═════ INPUT MATERIAL ═════
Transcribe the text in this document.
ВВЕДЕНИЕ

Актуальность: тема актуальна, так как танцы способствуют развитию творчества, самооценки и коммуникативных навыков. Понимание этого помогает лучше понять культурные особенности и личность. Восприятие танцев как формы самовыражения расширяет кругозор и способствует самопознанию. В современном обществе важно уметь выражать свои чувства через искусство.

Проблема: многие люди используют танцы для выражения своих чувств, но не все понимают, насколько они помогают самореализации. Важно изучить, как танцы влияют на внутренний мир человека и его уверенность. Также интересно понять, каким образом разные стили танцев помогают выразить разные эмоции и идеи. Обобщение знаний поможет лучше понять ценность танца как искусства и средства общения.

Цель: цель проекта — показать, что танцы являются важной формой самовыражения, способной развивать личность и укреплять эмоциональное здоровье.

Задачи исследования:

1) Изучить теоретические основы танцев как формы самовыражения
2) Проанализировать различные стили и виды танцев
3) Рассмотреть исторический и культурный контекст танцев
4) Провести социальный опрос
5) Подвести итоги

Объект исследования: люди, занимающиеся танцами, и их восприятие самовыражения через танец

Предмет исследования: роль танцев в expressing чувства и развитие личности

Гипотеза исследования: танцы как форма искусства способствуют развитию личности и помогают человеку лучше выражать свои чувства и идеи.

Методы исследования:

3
═════
:: PROBLEM DESCRIPTION ::
Gather up the lines containing the word "личности" from these records and copy them.

:: SOLUTION FOR THIS PROBLEM ::
Предмет исследования: роль танцев в expressing чувства и развитие личности
Гипотеза исследования: танцы как форма искусства способствуют развитию личности и помогают человеку лучше выражать свои чувства и идеи.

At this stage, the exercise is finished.